**Work to complete:**
Repeat each entry in full, exactly.

(Data entries)
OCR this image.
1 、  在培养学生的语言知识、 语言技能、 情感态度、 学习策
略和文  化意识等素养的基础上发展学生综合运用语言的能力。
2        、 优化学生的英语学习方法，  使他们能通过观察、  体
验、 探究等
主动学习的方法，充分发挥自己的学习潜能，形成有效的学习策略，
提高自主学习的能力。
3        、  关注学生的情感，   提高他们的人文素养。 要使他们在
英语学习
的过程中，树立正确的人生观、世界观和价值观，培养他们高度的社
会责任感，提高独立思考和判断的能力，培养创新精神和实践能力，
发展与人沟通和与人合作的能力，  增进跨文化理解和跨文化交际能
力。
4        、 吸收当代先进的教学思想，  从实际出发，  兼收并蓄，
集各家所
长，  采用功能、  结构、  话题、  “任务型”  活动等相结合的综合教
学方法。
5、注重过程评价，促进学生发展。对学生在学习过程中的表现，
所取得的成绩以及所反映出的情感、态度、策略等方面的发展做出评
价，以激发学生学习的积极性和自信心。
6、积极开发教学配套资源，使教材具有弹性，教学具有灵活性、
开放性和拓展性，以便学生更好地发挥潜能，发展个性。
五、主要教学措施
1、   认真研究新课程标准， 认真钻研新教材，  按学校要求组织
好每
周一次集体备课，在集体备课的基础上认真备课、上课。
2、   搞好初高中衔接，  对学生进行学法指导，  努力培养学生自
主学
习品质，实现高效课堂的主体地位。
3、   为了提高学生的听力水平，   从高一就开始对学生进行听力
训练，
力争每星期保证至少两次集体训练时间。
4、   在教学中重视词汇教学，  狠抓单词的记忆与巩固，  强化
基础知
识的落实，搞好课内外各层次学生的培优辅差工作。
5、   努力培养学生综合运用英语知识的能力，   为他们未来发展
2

**Solution to the exercise:**
OCR this image.
1 、  在培养学生的语言知识、 语言技能、 情感态度、 学习策
略和文  化意识等素养的基础上发展学生综合运用语言的能力。
2        、 优化学生的英语学习方法，  使他们能通过观察、  体
验、 探究等
主动学习的方法，充分发挥自己的学习潜能，形成有效的学习策略，
提高自主学习的能力。
3        、  关注学生的情感，   提高他们的人文素养。 要使他们在
英语学习
的过程中，树立正确的人生观、世界观和价值观，培养他们高度的社
会责任感，提高独立思考和判断的能力，培养创新精神和实践能力，
发展与人沟通和与人合作的能力，  增进跨文化理解和跨文化交际能
力。
4        、 吸收当代先进的教学思想，  从实际出发，  兼收并蓄，
集各家所
长，  采用功能、  结构、  话题、  “任务型”  活动等相结合的综合教
学方法。
5、注重过程评价，促进学生发展。对学生在学习过程中的表现，
所取得的成绩以及所反映出的情感、态度、策略等方面的发展做出评
价，以激发学生学习的积极性和自信心。
6、积极开发教学配套资源，使教材具有弹性，教学具有灵活性、
开放性和拓展性，以便学生更好地发挥潜能，发展个性。
五、主要教学措施
1、   认真研究新课程标准， 认真钻研新教材，  按学校要求组织
好每
周一次集体备课，在集体备课的基础上认真备课、上课。
2、   搞好初高中衔接，  对学生进行学法指导，  努力培养学生自
主学
习品质，实现高效课堂的主体地位。
3、   为了提高学生的听力水平，   从高一就开始对学生进行听力
训练，
力争每星期保证至少两次集体训练时间。
4、   在教学中重视词汇教学，  狠抓单词的记忆与巩固，  强化
基础知
识的落实，搞好课内外各层次学生的培优辅差工作。
5、   努力培养学生综合运用英语知识的能力，   为他们未来发展
2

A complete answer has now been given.